EXCERPT PROVIDED:
○ ○ ○

Friday, December 4, 2009

The Sandwich Times - Volume 3

First off, I must apologize to my faithful readership for a lack of updates in the last little while.

Rest assured, I have many interesting sandwiches to review for all of you, but unfortunately I must-ard commit to my studies at this point in time. Lettuce all hope that upon completion of my exams, that I will be able to club this sandwich blog back into its feet.


To begin a quick 'best-off collage' of procrastination-induced google image sandwich searching:


Camden Yards: Baltimore


Jeff's Tateleh (Yiddish for father) from Carnegie Deli for a measly $21.95:
aka A Reuben designed by the manufacturers of Lipitor, consists 3 Lbs. of turkey & corned beef, Russian dressing + 8 slices of Swiss served on pumpernickel with cole slaw






Tiny's Giant Sandwich Shop in L.E.S. - The most delicious oxymoron I've ever eaten:




Other tidbits:


1. Scholarly consensus seems to have emerged on the best way to cut a sandwich... Triangle> rectangle




2. Sandwich to be tried as accessory to vehicular homicide . In other Legal Sandwich developments, this cop tried to use his authority to secure sandwich discounts


3. The first and only location of Miami Subs closed after two short months. Fans of deep-fried brown food and tacky 1980's Florida souvenir shirts mourn the city over.

○ ○ ○

DATASET EXTRACT:
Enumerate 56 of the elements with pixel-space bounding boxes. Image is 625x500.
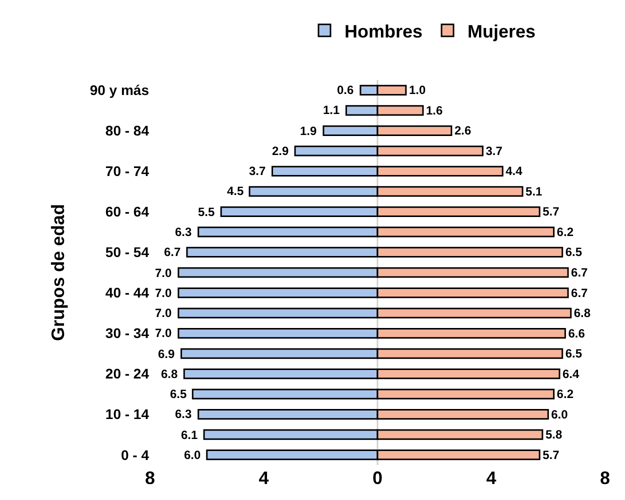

○ ○ ○

WRITTEN INSTRUCTION 1: According to the sandwich blog post, what does "Tateleh" mean in Yiddish?
WRITTEN INSTRUCTION 2: Echo the sandwich blog post word for word, starting with "Friday, December 4, 2009" and going on through "last little while.".
WRITTEN INSTRUCTION 3: Carry on the sandwich blog post from the point where it stops.

WRITTEN ANSWER 1: Father.

WRITTEN ANSWER 2:
Friday, December 4, 2009

The Sandwich Times - Volume 3

First off, I must apologize to my faithful readership for a lack of updates in the last little while.

WRITTEN ANSWER 3:
4. Here's some automative/sandwich nostalgia

I wish my non-existant car could make that sandwich.


Be on the look out for lots of blogging from Canwiches 1st ever Corporate retreat in the Turks & Caicos - where the results of the much lauded Peameal on Kaiser survey will be released, as well as a Veal sandwich guide and what has been deemed the Chinese Democracy of Sandwich Blog posts, Jesse's Authoritative guide to Deli.




Sunday, October 25, 2009

The Sandwich Times - Volume 2

1. Toronto Life's interesting piece on how Toronto's nascent sandwich industry has been reinvigorated by the depression.

2. As promotion for Windows new Operating system 7, the company devised a celebratory sandwich of quintuble-bypass inducing proportions with the local Burger King.

While Japan has been known to take fast food sandwiches to the extreme i.e. the Mega Mac - A 3 patty, bacon and fried egg burger - this one takes the novelty sandwich to its logical extreme then adds a few sevens on the way - This 7 patty MONSTROSITY cost 777 yen (roughly $4.98) for a limited number of lucky/about to die customers


3. A different and more seasonal variation of the coffin sandwich featured by our foremost Formosan Guest Writer c/o Insanewiches.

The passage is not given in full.